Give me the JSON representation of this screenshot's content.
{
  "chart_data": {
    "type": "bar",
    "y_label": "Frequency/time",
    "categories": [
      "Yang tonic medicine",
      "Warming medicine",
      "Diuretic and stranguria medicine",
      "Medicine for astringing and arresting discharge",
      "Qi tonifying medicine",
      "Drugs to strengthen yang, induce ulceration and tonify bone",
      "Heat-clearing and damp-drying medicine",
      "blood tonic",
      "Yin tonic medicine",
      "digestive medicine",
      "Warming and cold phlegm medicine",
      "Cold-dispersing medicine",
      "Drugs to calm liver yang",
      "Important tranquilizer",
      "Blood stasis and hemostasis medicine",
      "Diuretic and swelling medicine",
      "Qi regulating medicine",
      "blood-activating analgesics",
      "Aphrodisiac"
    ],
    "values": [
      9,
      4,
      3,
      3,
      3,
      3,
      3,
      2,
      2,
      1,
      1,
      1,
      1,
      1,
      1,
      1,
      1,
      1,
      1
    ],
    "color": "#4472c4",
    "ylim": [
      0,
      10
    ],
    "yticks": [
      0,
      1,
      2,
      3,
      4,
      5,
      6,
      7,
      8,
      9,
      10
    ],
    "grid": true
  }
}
::::::
### Task to complete
Extract every record. Keep wording exact.

### Reply to the task
Give me the JSON representation of this screenshot's content.
{
  "chart_data": {
    "type": "bar",
    "y_label": "Frequency/time",
    "categories": [
      "Yang tonic medicine",
      "Warming medicine",
      "Diuretic and stranguria medicine",
      "Medicine for astringing and arresting discharge",
      "Qi tonifying medicine",
      "Drugs to strengthen yang, induce ulceration and tonify bone",
      "Heat-clearing and damp-drying medicine",
      "blood tonic",
      "Yin tonic medicine",
      "digestive medicine",
      "Warming and cold phlegm medicine",
      "Cold-dispersing medicine",
      "Drugs to calm liver yang",
      "Important tranquilizer",
      "Blood stasis and hemostasis medicine",
      "Diuretic and swelling medicine",
      "Qi regulating medicine",
      "blood-activating analgesics",
      "Aphrodisiac"
    ],
    "values": [
      9,
      4,
      3,
      3,
      3,
      3,
      3,
      2,
      2,
      1,
      1,
      1,
      1,
      1,
      1,
      1,
      1,
      1,
      1
    ],
    "color": "#4472c4",
    "ylim": [
      0,
      10
    ],
    "yticks": [
      0,
      1,
      2,
      3,
      4,
      5,
      6,
      7,
      8,
      9,
      10
    ],
    "grid": true
  }
}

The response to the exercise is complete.